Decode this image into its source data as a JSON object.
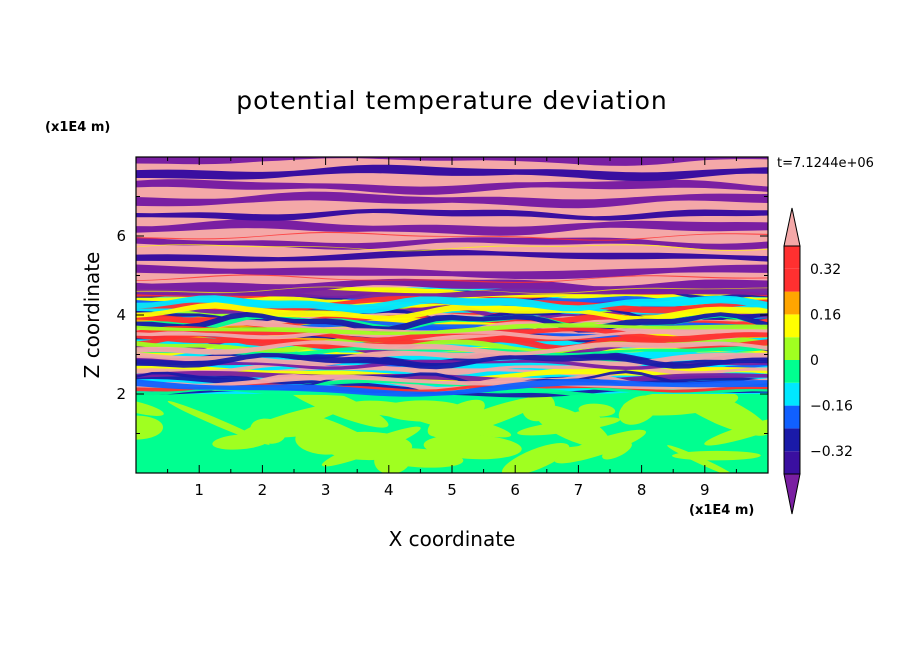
{
  "chart_data": {
    "type": "heatmap",
    "title": "potential temperature deviation",
    "xlabel": "X coordinate",
    "ylabel": "Z coordinate",
    "x_unit": "(x1E4 m)",
    "y_unit": "(x1E4 m)",
    "time_label": "t=7.1244e+06",
    "xlim": [
      0,
      10
    ],
    "ylim": [
      0,
      8
    ],
    "x_ticks": [
      1,
      2,
      3,
      4,
      5,
      6,
      7,
      8,
      9
    ],
    "y_ticks": [
      2,
      4,
      6
    ],
    "colorbar": {
      "levels": [
        -0.4,
        -0.32,
        -0.24,
        -0.16,
        -0.08,
        0,
        0.08,
        0.16,
        0.24,
        0.32,
        0.4
      ],
      "tick_labels": [
        "0.32",
        "0.16",
        "0",
        "−0.16",
        "−0.32"
      ],
      "tick_values": [
        0.32,
        0.16,
        0,
        -0.16,
        -0.32
      ],
      "colors": [
        "#7a1fa2",
        "#3a0fa0",
        "#1a1aa8",
        "#1060ff",
        "#00e8ff",
        "#00ff90",
        "#a0ff20",
        "#ffff00",
        "#ffa500",
        "#ff3030",
        "#f4a8a8"
      ],
      "extend": "both"
    },
    "layers": [
      {
        "zmin": 7.7,
        "zmax": 8.0,
        "pattern": "stripes"
      },
      {
        "zmin": 4.7,
        "zmax": 7.7,
        "pattern": "stripes-pink-purple"
      },
      {
        "zmin": 2.0,
        "zmax": 4.7,
        "pattern": "turbulent-mixed"
      },
      {
        "zmin": 0.0,
        "zmax": 2.0,
        "pattern": "green-lime-blobs"
      }
    ]
  }
}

-.-.-

• TASK TO COMPLETE:
Extract every line of the data exactly; pictures stay out.

• EXERCISE RESULT:
Decode this image into its source data as a JSON object.
{
  "chart_data": {
    "type": "heatmap",
    "title": "potential temperature deviation",
    "xlabel": "X coordinate",
    "ylabel": "Z coordinate",
    "x_unit": "(x1E4 m)",
    "y_unit": "(x1E4 m)",
    "time_label": "t=7.1244e+06",
    "xlim": [
      0,
      10
    ],
    "ylim": [
      0,
      8
    ],
    "x_ticks": [
      1,
      2,
      3,
      4,
      5,
      6,
      7,
      8,
      9
    ],
    "y_ticks": [
      2,
      4,
      6
    ],
    "colorbar": {
      "levels": [
        -0.4,
        -0.32,
        -0.24,
        -0.16,
        -0.08,
        0,
        0.08,
        0.16,
        0.24,
        0.32,
        0.4
      ],
      "tick_labels": [
        "0.32",
        "0.16",
        "0",
        "−0.16",
        "−0.32"
      ],
      "tick_values": [
        0.32,
        0.16,
        0,
        -0.16,
        -0.32
      ],
      "colors": [
        "#7a1fa2",
        "#3a0fa0",
        "#1a1aa8",
        "#1060ff",
        "#00e8ff",
        "#00ff90",
        "#a0ff20",
        "#ffff00",
        "#ffa500",
        "#ff3030",
        "#f4a8a8"
      ],
      "extend": "both"
    },
    "layers": [
      {
        "zmin": 7.7,
        "zmax": 8.0,
        "pattern": "stripes"
      },
      {
        "zmin": 4.7,
        "zmax": 7.7,
        "pattern": "stripes-pink-purple"
      },
      {
        "zmin": 2.0,
        "zmax": 4.7,
        "pattern": "turbulent-mixed"
      },
      {
        "zmin": 0.0,
        "zmax": 2.0,
        "pattern": "green-lime-blobs"
      }
    ]
  }
}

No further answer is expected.